§ **Given records**

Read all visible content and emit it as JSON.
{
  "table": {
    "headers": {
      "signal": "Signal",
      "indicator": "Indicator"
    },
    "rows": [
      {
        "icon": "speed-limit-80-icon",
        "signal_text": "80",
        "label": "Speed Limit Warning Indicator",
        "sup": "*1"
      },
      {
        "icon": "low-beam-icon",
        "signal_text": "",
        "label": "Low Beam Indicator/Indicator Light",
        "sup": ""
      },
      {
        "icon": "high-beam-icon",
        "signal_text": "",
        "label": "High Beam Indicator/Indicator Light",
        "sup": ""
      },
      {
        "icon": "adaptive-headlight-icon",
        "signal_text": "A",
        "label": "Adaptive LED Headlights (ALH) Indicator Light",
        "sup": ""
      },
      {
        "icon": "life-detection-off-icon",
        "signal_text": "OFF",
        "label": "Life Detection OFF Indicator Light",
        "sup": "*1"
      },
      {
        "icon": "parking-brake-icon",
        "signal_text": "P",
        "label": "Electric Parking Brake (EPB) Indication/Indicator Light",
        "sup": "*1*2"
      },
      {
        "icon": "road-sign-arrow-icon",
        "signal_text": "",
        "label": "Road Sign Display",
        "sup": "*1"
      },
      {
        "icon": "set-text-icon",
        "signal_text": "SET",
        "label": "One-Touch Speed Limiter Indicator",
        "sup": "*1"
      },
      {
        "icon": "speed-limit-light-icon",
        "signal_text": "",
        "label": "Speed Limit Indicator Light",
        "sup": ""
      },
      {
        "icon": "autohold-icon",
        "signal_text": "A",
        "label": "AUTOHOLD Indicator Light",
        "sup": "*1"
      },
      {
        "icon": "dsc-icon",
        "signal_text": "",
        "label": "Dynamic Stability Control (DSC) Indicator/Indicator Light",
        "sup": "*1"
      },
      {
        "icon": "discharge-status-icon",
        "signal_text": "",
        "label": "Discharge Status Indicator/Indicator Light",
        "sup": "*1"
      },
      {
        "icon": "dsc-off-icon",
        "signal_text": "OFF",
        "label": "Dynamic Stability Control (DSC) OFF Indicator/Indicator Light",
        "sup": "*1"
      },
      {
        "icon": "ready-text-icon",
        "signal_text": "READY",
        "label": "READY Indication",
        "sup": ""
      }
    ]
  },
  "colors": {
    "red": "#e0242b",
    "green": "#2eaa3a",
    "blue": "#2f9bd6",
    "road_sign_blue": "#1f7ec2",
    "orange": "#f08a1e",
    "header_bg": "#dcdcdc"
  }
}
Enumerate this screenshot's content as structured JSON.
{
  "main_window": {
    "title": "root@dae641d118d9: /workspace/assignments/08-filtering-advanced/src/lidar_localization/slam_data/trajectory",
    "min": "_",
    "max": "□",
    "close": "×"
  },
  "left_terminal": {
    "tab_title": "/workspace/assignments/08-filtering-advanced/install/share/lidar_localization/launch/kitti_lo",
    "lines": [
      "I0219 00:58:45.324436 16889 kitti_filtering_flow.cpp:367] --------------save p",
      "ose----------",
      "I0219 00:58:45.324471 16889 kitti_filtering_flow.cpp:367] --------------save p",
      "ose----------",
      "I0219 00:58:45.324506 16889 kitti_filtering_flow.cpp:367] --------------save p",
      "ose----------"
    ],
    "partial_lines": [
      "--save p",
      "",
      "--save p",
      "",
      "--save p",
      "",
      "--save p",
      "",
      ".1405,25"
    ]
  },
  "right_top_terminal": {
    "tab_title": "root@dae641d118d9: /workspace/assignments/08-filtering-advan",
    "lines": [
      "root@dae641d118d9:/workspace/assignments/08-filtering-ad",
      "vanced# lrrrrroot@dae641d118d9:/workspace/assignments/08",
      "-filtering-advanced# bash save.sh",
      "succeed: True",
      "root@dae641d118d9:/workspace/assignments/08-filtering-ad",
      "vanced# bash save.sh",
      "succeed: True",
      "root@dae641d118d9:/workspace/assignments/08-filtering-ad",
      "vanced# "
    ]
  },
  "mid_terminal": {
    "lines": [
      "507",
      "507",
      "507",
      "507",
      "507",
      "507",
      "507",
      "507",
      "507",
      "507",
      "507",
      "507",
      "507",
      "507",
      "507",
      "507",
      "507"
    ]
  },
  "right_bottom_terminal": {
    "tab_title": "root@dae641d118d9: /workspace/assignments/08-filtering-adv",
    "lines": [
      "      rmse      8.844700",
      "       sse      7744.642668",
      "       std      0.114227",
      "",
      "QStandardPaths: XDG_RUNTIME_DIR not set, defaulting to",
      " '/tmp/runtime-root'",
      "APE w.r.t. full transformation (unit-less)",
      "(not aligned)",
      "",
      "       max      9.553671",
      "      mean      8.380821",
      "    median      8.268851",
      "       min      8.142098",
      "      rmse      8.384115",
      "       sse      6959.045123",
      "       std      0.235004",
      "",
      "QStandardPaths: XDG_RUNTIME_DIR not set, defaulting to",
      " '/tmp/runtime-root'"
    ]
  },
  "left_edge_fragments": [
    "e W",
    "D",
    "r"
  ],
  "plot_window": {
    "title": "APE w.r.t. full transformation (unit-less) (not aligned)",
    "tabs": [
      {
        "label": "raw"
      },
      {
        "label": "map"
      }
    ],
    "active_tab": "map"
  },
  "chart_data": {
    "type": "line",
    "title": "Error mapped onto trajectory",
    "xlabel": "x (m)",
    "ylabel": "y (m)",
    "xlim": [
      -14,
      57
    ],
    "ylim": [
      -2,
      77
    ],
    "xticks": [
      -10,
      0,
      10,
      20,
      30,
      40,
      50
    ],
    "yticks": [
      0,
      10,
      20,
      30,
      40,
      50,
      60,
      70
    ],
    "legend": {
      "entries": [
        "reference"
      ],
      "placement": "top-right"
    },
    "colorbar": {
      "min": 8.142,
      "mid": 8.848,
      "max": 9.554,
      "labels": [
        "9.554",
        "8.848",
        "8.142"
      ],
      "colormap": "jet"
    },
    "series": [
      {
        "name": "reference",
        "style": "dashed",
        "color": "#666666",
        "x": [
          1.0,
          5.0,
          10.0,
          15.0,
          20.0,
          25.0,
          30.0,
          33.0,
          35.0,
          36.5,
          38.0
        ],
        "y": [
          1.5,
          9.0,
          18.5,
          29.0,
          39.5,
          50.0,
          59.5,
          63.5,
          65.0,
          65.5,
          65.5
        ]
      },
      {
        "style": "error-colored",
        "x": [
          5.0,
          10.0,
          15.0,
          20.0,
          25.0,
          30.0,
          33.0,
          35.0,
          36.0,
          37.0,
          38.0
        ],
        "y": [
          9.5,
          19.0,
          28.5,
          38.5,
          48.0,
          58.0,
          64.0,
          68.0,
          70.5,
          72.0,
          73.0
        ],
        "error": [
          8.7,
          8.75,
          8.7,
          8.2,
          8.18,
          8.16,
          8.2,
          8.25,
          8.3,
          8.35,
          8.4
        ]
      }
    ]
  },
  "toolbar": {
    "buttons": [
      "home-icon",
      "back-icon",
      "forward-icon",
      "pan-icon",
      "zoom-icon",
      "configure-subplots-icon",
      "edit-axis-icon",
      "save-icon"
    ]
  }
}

§ **Goal of the exercise**
Work out how many lines above have the string "full" in them, and give only the number.

§ **Solved problem**
2